Recorded data

____

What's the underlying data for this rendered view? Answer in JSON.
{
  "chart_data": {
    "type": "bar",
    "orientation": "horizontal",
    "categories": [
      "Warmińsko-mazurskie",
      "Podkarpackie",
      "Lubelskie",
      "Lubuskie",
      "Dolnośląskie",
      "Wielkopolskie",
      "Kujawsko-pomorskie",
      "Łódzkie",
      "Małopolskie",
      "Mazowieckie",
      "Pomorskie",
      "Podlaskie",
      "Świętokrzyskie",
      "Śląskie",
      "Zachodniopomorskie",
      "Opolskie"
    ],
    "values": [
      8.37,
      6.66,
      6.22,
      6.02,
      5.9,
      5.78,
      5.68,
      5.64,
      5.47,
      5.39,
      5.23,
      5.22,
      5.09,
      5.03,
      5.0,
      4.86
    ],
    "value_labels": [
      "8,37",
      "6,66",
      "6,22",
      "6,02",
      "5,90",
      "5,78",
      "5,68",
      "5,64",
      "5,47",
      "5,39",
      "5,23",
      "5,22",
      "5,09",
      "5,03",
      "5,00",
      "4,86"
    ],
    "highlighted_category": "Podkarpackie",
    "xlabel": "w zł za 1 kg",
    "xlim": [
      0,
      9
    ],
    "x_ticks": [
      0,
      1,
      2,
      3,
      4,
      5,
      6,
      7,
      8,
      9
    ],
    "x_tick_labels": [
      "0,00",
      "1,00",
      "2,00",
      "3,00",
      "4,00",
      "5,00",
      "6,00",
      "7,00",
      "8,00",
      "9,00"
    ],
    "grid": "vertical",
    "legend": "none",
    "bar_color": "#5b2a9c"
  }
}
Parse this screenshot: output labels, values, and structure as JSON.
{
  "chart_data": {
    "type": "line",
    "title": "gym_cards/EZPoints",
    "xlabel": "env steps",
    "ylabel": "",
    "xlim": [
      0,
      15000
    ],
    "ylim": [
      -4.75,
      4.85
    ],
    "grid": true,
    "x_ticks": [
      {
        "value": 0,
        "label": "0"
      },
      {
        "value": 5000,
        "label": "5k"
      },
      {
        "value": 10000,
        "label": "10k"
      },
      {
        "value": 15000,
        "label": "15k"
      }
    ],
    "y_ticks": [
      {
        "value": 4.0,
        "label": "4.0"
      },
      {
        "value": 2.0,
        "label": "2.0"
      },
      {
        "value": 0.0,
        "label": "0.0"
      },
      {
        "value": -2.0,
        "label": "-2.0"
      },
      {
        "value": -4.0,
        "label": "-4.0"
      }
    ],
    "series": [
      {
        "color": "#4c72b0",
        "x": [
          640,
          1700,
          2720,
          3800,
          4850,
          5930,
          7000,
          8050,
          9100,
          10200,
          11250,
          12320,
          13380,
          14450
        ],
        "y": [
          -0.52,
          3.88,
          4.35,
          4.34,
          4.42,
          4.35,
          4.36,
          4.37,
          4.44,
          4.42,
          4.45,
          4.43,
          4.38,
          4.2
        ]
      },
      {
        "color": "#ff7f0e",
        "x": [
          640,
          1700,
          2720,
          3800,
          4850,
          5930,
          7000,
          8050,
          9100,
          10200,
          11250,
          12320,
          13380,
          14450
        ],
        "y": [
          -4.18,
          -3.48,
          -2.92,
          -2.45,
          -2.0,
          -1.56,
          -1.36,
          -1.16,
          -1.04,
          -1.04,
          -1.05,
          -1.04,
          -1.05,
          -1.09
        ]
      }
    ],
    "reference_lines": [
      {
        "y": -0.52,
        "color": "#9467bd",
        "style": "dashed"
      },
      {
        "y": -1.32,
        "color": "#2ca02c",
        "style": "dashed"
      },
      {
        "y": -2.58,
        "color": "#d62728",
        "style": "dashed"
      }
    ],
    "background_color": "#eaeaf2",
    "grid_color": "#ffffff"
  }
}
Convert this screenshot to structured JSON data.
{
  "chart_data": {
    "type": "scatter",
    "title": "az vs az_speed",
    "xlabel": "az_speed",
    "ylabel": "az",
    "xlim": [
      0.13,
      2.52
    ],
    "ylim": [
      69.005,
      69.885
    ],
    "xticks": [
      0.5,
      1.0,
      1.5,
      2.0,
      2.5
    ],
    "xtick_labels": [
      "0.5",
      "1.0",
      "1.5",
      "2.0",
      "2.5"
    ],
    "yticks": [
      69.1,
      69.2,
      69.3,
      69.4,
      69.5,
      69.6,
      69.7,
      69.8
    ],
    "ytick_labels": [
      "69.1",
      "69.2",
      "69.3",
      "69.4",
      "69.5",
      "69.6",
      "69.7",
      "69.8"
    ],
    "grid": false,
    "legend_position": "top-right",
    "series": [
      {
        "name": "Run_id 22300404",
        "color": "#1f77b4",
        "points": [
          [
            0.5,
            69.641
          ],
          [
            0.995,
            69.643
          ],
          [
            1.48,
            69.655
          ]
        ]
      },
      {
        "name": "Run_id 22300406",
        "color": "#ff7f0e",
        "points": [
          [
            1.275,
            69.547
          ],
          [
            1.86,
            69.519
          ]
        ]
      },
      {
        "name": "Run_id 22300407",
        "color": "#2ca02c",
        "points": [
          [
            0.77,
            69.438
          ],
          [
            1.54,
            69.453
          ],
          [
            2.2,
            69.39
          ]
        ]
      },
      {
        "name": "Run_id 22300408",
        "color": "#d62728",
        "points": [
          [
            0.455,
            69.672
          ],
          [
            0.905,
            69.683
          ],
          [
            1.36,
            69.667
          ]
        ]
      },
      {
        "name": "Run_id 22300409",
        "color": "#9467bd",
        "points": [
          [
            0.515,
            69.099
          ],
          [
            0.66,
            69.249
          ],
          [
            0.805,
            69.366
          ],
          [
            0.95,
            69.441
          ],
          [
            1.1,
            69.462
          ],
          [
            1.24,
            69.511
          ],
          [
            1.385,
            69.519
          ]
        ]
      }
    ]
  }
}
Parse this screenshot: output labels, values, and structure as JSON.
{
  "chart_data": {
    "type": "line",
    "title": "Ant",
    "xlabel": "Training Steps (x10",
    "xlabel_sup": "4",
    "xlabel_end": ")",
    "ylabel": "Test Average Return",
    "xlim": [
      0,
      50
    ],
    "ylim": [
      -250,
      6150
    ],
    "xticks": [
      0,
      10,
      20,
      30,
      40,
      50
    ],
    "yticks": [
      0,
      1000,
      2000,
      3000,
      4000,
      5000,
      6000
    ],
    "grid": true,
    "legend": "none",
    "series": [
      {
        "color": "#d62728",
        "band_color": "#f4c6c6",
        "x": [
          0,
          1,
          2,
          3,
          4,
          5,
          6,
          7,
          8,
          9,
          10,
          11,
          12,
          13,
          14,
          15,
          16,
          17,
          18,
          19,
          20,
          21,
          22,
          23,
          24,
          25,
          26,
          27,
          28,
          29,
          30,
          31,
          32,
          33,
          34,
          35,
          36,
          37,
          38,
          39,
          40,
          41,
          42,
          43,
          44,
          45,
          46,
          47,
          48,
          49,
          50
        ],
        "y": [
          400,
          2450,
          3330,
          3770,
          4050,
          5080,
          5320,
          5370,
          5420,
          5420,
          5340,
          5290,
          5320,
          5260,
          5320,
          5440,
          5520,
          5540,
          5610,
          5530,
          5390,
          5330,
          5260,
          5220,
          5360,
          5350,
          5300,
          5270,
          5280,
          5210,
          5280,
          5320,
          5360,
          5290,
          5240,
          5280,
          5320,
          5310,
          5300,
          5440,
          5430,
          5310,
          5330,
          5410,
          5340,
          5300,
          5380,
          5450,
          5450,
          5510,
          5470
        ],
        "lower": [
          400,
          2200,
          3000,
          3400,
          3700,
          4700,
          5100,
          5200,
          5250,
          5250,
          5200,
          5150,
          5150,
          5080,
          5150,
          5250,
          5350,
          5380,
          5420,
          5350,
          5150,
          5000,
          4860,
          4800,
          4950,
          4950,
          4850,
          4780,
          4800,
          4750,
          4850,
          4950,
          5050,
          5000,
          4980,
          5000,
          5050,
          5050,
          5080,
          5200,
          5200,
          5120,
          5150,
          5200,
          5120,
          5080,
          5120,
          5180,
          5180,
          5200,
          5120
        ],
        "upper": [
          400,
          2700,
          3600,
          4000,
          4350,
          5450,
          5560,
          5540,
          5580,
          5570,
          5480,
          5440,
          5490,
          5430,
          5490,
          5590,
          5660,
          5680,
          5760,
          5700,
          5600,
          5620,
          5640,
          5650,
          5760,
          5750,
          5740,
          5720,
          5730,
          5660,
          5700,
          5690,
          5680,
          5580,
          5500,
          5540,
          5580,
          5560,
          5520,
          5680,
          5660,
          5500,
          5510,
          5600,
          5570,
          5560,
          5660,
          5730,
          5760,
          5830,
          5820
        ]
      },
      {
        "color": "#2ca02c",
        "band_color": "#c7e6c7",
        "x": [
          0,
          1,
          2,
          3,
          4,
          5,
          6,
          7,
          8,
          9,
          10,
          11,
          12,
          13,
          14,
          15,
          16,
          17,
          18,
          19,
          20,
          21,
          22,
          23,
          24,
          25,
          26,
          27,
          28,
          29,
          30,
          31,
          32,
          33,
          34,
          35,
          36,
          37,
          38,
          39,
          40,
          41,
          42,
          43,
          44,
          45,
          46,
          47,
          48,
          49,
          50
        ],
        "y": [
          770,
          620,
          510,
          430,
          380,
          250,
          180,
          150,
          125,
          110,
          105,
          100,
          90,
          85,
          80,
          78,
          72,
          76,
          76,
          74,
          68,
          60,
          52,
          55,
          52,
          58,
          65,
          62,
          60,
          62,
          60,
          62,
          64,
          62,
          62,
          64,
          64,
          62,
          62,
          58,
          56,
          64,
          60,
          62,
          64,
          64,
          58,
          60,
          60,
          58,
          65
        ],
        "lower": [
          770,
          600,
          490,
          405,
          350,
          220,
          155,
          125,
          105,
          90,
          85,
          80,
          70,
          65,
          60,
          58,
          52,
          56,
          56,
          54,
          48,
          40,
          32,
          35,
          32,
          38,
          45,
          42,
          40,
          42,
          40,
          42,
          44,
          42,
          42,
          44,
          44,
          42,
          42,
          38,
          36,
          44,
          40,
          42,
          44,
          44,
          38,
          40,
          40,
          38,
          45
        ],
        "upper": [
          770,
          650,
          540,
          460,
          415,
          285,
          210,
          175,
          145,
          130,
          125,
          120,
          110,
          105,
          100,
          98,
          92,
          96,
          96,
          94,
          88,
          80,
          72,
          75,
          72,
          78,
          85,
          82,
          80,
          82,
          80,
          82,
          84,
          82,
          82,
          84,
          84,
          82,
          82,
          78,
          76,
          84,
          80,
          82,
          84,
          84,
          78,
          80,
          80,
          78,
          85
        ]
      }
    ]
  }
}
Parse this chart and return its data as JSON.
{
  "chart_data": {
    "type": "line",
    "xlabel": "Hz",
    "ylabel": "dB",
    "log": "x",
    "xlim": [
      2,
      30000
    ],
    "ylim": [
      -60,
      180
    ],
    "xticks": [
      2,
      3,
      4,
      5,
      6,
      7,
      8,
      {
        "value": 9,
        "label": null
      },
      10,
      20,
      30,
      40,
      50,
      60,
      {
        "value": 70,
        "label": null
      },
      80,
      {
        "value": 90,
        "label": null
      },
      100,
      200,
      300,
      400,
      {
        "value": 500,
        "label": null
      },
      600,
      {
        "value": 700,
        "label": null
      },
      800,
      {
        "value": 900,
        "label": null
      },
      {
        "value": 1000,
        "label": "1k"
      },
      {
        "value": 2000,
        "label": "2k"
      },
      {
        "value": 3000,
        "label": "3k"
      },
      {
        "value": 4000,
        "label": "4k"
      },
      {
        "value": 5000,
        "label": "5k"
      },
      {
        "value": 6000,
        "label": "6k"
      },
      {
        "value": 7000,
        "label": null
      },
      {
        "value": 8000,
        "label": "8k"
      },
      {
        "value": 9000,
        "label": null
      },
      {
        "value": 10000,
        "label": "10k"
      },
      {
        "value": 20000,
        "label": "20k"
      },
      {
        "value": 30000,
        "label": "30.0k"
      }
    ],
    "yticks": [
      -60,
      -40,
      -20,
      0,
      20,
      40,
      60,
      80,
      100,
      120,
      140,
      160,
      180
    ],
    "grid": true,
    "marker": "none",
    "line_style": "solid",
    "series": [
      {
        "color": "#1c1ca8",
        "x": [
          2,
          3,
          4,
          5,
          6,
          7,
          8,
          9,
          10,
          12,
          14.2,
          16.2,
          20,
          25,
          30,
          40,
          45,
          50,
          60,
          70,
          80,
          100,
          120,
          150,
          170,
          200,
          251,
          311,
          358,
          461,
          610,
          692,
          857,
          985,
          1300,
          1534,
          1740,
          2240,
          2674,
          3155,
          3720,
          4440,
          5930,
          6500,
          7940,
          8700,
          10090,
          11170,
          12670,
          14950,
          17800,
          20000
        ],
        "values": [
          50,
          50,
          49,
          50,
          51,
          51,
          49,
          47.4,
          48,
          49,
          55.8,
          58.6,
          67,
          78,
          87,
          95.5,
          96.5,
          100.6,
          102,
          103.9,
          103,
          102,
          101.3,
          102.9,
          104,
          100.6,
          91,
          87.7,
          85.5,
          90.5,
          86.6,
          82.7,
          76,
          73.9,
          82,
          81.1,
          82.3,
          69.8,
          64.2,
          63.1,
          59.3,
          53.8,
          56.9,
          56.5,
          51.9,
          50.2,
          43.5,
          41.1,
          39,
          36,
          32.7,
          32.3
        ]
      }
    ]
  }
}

____

▸ **What the task requires**: State how many lines in the records above contain the word "name", and give only that number.

▸ **Answer for the task**: 5